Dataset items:
··········

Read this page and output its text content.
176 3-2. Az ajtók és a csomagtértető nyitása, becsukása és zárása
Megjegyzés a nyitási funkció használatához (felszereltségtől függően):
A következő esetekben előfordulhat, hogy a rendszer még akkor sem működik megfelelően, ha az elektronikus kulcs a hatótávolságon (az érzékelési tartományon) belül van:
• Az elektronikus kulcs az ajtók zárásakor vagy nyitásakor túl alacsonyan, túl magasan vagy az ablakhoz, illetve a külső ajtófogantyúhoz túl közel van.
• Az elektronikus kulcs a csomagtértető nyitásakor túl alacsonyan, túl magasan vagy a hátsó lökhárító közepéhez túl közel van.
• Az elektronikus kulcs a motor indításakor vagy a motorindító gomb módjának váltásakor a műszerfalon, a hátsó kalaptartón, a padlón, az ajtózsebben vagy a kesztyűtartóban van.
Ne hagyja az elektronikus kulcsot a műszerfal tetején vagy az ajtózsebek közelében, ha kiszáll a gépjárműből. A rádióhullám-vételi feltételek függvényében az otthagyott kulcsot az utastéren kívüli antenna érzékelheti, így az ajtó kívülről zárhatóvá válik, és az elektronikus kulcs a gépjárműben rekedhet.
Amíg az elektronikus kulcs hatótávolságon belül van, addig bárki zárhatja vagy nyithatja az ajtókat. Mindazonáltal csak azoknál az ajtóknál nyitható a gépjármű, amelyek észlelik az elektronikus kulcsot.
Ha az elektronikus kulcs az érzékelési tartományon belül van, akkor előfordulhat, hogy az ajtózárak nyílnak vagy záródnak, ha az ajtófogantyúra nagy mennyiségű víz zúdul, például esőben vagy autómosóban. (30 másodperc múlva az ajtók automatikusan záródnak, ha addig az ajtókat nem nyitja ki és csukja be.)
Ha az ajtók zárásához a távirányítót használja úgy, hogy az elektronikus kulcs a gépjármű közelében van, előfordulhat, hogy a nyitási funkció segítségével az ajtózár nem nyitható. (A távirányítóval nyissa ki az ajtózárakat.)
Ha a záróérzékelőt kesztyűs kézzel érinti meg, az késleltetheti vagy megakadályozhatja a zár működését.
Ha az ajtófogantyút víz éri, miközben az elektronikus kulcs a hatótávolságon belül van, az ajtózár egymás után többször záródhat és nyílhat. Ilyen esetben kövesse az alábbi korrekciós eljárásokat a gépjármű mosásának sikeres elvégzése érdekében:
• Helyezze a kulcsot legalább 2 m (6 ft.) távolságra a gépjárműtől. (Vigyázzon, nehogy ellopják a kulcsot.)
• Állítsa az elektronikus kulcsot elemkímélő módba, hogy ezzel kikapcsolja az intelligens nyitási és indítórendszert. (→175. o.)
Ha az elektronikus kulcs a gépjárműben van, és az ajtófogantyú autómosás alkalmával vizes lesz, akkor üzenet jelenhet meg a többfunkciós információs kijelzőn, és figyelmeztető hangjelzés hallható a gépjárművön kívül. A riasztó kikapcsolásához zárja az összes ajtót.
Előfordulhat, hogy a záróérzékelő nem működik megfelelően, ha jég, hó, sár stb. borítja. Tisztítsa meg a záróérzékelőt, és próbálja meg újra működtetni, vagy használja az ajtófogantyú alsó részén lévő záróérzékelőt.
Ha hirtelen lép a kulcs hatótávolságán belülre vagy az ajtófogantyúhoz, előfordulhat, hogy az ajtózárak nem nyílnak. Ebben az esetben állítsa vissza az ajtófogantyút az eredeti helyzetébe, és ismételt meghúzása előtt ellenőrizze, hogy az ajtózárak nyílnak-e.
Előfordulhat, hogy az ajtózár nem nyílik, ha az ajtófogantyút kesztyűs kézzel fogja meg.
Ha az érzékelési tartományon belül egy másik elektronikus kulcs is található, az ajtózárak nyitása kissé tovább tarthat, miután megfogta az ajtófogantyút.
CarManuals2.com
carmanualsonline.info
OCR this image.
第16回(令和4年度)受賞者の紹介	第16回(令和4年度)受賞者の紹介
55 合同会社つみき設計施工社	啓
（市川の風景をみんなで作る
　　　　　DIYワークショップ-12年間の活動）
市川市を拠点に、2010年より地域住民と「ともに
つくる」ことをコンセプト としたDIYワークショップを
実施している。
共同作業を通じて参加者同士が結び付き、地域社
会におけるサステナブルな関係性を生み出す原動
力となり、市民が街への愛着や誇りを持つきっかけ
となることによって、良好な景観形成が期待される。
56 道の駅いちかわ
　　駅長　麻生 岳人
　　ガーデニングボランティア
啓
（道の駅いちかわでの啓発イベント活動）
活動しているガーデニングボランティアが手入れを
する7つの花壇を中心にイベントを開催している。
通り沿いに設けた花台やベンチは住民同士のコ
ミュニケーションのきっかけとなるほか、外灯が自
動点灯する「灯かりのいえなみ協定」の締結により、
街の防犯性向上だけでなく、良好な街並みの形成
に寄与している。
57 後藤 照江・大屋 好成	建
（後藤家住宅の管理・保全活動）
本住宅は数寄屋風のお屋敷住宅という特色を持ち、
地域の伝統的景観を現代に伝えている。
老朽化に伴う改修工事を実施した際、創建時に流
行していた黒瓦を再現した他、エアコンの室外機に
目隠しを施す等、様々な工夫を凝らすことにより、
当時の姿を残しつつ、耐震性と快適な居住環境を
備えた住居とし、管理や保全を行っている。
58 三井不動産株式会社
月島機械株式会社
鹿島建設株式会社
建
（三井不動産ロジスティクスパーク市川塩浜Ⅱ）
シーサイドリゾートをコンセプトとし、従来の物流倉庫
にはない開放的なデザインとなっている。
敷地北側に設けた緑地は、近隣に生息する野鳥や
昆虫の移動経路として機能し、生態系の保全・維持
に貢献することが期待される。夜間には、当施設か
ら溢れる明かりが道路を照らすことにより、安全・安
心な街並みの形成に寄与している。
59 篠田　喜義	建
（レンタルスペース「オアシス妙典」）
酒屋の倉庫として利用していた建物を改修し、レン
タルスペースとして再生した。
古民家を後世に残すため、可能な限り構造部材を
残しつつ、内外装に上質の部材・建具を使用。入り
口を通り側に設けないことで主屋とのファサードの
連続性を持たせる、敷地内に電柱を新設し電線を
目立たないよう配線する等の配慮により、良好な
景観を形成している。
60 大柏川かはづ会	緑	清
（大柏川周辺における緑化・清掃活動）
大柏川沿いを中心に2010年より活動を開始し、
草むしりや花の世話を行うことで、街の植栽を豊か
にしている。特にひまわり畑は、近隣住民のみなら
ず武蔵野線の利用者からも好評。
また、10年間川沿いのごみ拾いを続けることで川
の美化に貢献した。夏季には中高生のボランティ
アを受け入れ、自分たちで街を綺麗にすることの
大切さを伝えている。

··········

### [Directive]
Find the word "ajtófogantyúhoz" in the entries above and gather every line that holds it.

### [Response to this task]
• Az elektronikus kulcs az ajtók zárásakor vagy nyitásakor túl alacsonyan, túl magasan vagy az ablakhoz, illetve a külső ajtófogantyúhoz túl közel van.
Ha hirtelen lép a kulcs hatótávolságán belülre vagy az ajtófogantyúhoz, előfordulhat, hogy az ajtózárak nem nyílnak. Ebben az esetben állítsa vissza az ajtófogantyút az eredeti helyzetébe, és ismételt meghúzása előtt ellenőrizze, hogy az ajtózárak nyílnak-e.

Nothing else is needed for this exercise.